• **The exercise**: Emit a verbatim copy of the lines running from the line with "Convert this screenshot" through the end of the material below.

[Structured figure records]
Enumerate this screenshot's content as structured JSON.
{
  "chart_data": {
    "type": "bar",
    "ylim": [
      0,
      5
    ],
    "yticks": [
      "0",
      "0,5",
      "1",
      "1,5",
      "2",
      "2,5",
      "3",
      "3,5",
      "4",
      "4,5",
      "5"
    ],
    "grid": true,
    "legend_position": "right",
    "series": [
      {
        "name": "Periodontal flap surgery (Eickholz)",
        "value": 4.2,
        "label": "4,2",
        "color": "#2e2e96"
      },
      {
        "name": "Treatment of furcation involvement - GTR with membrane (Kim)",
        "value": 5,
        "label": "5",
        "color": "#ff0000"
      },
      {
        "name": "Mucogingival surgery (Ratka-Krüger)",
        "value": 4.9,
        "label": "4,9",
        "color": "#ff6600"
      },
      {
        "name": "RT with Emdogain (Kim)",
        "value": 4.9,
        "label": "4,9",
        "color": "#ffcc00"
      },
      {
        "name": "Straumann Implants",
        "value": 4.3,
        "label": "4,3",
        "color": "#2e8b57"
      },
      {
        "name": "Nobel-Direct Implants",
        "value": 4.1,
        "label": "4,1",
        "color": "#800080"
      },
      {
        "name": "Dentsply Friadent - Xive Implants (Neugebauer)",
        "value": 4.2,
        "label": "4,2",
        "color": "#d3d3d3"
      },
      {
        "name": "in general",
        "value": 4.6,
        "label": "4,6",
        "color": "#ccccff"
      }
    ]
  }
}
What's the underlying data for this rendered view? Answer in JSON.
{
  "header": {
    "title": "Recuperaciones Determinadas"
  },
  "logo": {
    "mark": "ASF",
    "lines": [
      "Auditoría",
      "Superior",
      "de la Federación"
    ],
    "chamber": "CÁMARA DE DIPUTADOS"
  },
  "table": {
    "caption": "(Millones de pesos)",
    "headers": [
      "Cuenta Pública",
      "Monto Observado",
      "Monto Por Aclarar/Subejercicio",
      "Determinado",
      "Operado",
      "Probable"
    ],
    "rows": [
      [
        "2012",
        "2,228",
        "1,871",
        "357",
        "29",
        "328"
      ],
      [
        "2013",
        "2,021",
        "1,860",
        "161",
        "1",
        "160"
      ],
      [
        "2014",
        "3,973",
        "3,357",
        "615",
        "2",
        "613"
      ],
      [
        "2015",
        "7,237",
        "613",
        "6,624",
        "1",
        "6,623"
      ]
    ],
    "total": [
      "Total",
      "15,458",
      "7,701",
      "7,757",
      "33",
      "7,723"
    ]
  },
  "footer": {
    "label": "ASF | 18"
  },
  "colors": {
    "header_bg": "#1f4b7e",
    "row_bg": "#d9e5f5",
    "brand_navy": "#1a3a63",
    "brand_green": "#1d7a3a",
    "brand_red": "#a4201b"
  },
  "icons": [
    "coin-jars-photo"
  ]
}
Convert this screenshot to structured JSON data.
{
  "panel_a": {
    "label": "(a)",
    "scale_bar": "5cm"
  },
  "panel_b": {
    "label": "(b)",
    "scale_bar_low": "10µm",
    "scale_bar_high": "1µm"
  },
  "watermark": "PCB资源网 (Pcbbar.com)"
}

• **Full response**:
Convert this screenshot to structured JSON data.
{
  "panel_a": {
    "label": "(a)",
    "scale_bar": "5cm"
  },
  "panel_b": {
    "label": "(b)",
    "scale_bar_low": "10µm",
    "scale_bar_high": "1µm"
  },
  "watermark": "PCB资源网 (Pcbbar.com)"
}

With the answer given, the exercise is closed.